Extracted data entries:
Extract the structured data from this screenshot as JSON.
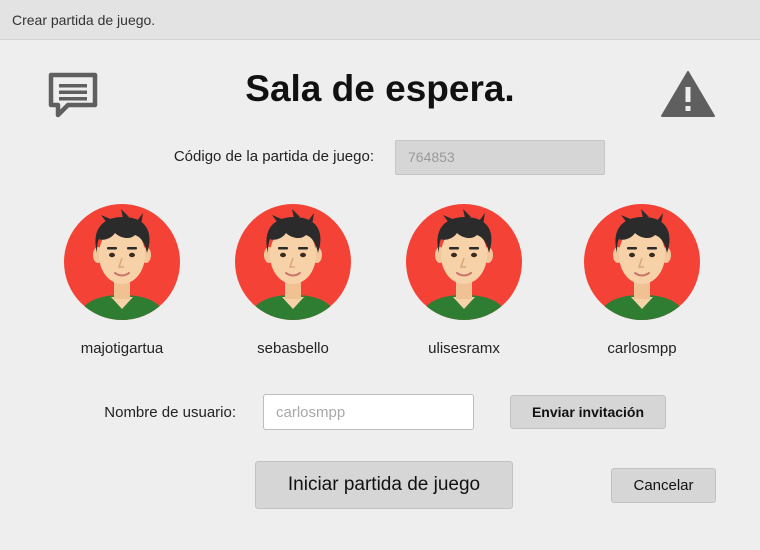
{
  "window": {
    "title": "Crear partida de juego."
  },
  "header": {
    "title": "Sala de espera.",
    "left_icon": "chat-message-icon",
    "right_icon": "warning-icon"
  },
  "game_code": {
    "label": "Código de la partida de juego:",
    "value": "764853"
  },
  "players": [
    {
      "name": "majotigartua"
    },
    {
      "name": "sebasbello"
    },
    {
      "name": "ulisesramx"
    },
    {
      "name": "carlosmpp"
    }
  ],
  "invite": {
    "label": "Nombre de usuario:",
    "placeholder": "carlosmpp",
    "button_label": "Enviar invitación"
  },
  "actions": {
    "start_label": "Iniciar partida de juego",
    "cancel_label": "Cancelar"
  },
  "colors": {
    "avatar_background": "#F44336",
    "hair": "#2b2b2b",
    "skin": "#F7D2A8",
    "shirt": "#2E7D32",
    "icon_gray": "#5f5f5f"
  }
}
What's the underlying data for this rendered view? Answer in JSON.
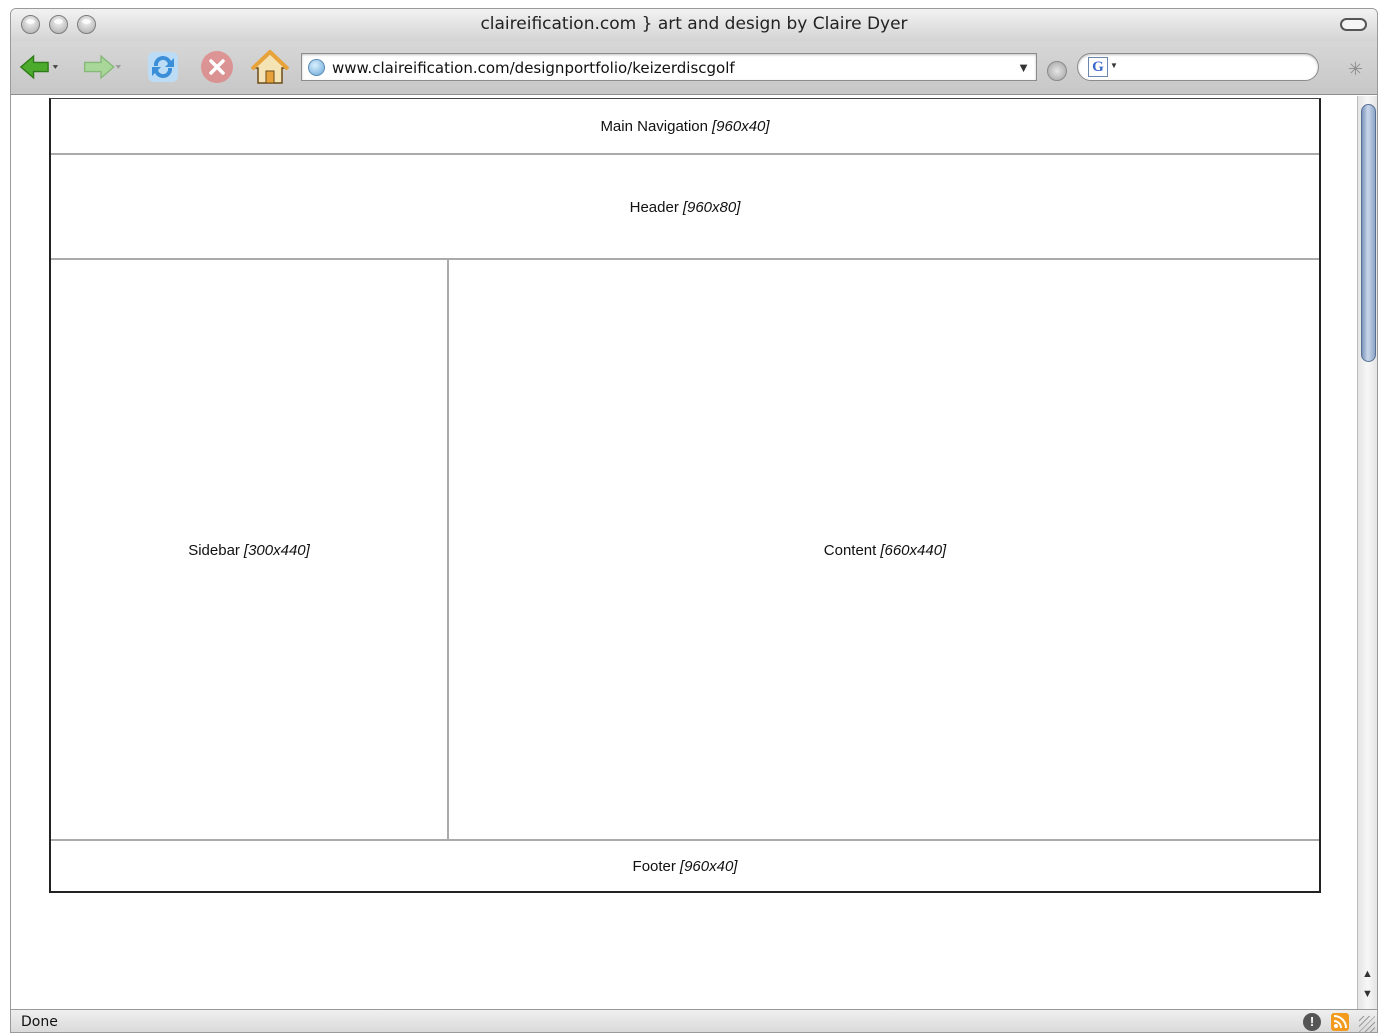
{
  "window": {
    "title": "claireification.com } art and design by Claire Dyer"
  },
  "toolbar": {
    "url": "www.claireification.com/designportfolio/keizerdiscgolf",
    "search_value": "",
    "search_engine_letter": "G",
    "icons": [
      "back-arrow-icon",
      "forward-arrow-icon",
      "reload-icon",
      "stop-icon",
      "home-icon",
      "globe-icon",
      "go-icon",
      "google-icon",
      "spinner-icon"
    ]
  },
  "wireframe": {
    "main_nav": {
      "label": "Main Navigation",
      "size": "[960x40]"
    },
    "header": {
      "label": "Header",
      "size": "[960x80]"
    },
    "sidebar": {
      "label": "Sidebar",
      "size": "[300x440]"
    },
    "content": {
      "label": "Content",
      "size": "[660x440]"
    },
    "footer": {
      "label": "Footer",
      "size": "[960x40]"
    }
  },
  "status": {
    "text": "Done",
    "icons": [
      "info-icon",
      "rss-icon",
      "resize-grip-icon"
    ]
  },
  "colors": {
    "back_arrow": "#4caa2c",
    "forward_arrow": "#a9d79a",
    "reload": "#3b8ed8",
    "stop": "#e36a6a",
    "home": "#e8a23a",
    "scroll_thumb": "#8ea6c6"
  }
}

• _Objective_:
Skip the pictures and print each record exactly as it stands.

• _In response_:
Extract the structured data from this screenshot as JSON.
{
  "window": {
    "title": "Crear partida de juego."
  },
  "header": {
    "title": "Sala de espera.",
    "left_icon": "chat-message-icon",
    "right_icon": "warning-icon"
  },
  "game_code": {
    "label": "Código de la partida de juego:",
    "value": "764853"
  },
  "players": [
    {
      "name": "majotigartua"
    },
    {
      "name": "sebasbello"
    },
    {
      "name": "ulisesramx"
    },
    {
      "name": "carlosmpp"
    }
  ],
  "invite": {
    "label": "Nombre de usuario:",
    "placeholder": "carlosmpp",
    "button_label": "Enviar invitación"
  },
  "actions": {
    "start_label": "Iniciar partida de juego",
    "cancel_label": "Cancelar"
  },
  "colors": {
    "avatar_background": "#F44336",
    "hair": "#2b2b2b",
    "skin": "#F7D2A8",
    "shirt": "#2E7D32",
    "icon_gray": "#5f5f5f"
  }
}
What's the underlying data for this rendered view? Answer in JSON.
{
  "window": {
    "title": "claireification.com } art and design by Claire Dyer"
  },
  "toolbar": {
    "url": "www.claireification.com/designportfolio/keizerdiscgolf",
    "search_value": "",
    "search_engine_letter": "G",
    "icons": [
      "back-arrow-icon",
      "forward-arrow-icon",
      "reload-icon",
      "stop-icon",
      "home-icon",
      "globe-icon",
      "go-icon",
      "google-icon",
      "spinner-icon"
    ]
  },
  "wireframe": {
    "main_nav": {
      "label": "Main Navigation",
      "size": "[960x40]"
    },
    "header": {
      "label": "Header",
      "size": "[960x80]"
    },
    "sidebar": {
      "label": "Sidebar",
      "size": "[300x440]"
    },
    "content": {
      "label": "Content",
      "size": "[660x440]"
    },
    "footer": {
      "label": "Footer",
      "size": "[960x40]"
    }
  },
  "status": {
    "text": "Done",
    "icons": [
      "info-icon",
      "rss-icon",
      "resize-grip-icon"
    ]
  },
  "colors": {
    "back_arrow": "#4caa2c",
    "forward_arrow": "#a9d79a",
    "reload": "#3b8ed8",
    "stop": "#e36a6a",
    "home": "#e8a23a",
    "scroll_thumb": "#8ea6c6"
  }
}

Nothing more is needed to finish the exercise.